__What the exercise asks__. With the pictures omitted, write out the entries that follow exactly as they stand.
——————
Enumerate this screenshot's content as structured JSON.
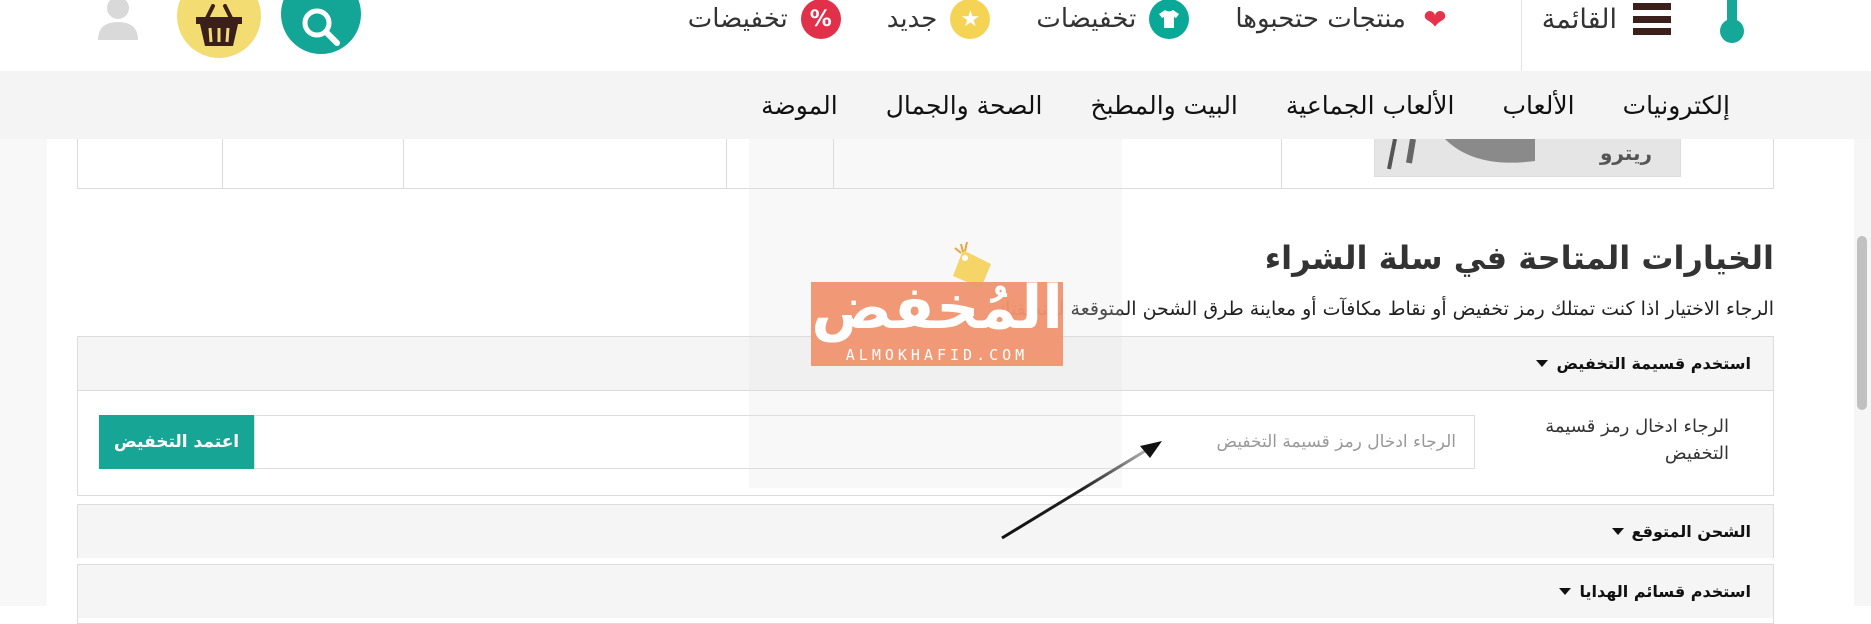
{
  "header": {
    "menu_label": "القائمة",
    "nav": [
      {
        "label": "منتجات حتحبوها",
        "icon": "heart-icon"
      },
      {
        "label": "تخفيضات",
        "icon": "shirt-icon"
      },
      {
        "label": "جديد",
        "icon": "star-icon"
      },
      {
        "label": "تخفيضات",
        "icon": "percent-icon"
      }
    ],
    "percent_symbol": "%",
    "colors": {
      "teal": "#13a596",
      "yellow": "#f3dd73",
      "red": "#e0304a",
      "heart": "#e4334b"
    }
  },
  "categories": [
    "إلكترونيات",
    "الألعاب",
    "الألعاب الجماعية",
    "البيت والمطبخ",
    "الصحة والجمال",
    "الموضة"
  ],
  "product_thumb_text": "ريترو",
  "cart_options": {
    "title": "الخيارات المتاحة في سلة الشراء",
    "subtitle": "الرجاء الاختيار اذا كنت تمتلك رمز تخفيض أو نقاط مكافآت أو معاينة طرق الشحن المتوقعة لمنطقتك",
    "coupon_panel": {
      "heading": "استخدم قسيمة التخفيض",
      "field_label": "الرجاء ادخال رمز قسيمة التخفيض",
      "input_placeholder": "الرجاء ادخال رمز قسيمة التخفيض",
      "input_value": "",
      "apply_label": "اعتمد التخفيض"
    },
    "shipping_panel": {
      "heading": "الشحن المتوقع"
    },
    "gift_panel": {
      "heading": "استخدم قسائم الهدايا"
    }
  },
  "watermark": {
    "text": "المُخفض",
    "subtext": "ALMOKHAFID.COM"
  }
}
——————
__Final result__.
Enumerate this screenshot's content as structured JSON.
{
  "header": {
    "menu_label": "القائمة",
    "nav": [
      {
        "label": "منتجات حتحبوها",
        "icon": "heart-icon"
      },
      {
        "label": "تخفيضات",
        "icon": "shirt-icon"
      },
      {
        "label": "جديد",
        "icon": "star-icon"
      },
      {
        "label": "تخفيضات",
        "icon": "percent-icon"
      }
    ],
    "percent_symbol": "%",
    "colors": {
      "teal": "#13a596",
      "yellow": "#f3dd73",
      "red": "#e0304a",
      "heart": "#e4334b"
    }
  },
  "categories": [
    "إلكترونيات",
    "الألعاب",
    "الألعاب الجماعية",
    "البيت والمطبخ",
    "الصحة والجمال",
    "الموضة"
  ],
  "product_thumb_text": "ريترو",
  "cart_options": {
    "title": "الخيارات المتاحة في سلة الشراء",
    "subtitle": "الرجاء الاختيار اذا كنت تمتلك رمز تخفيض أو نقاط مكافآت أو معاينة طرق الشحن المتوقعة لمنطقتك",
    "coupon_panel": {
      "heading": "استخدم قسيمة التخفيض",
      "field_label": "الرجاء ادخال رمز قسيمة التخفيض",
      "input_placeholder": "الرجاء ادخال رمز قسيمة التخفيض",
      "input_value": "",
      "apply_label": "اعتمد التخفيض"
    },
    "shipping_panel": {
      "heading": "الشحن المتوقع"
    },
    "gift_panel": {
      "heading": "استخدم قسائم الهدايا"
    }
  },
  "watermark": {
    "text": "المُخفض",
    "subtext": "ALMOKHAFID.COM"
  }
}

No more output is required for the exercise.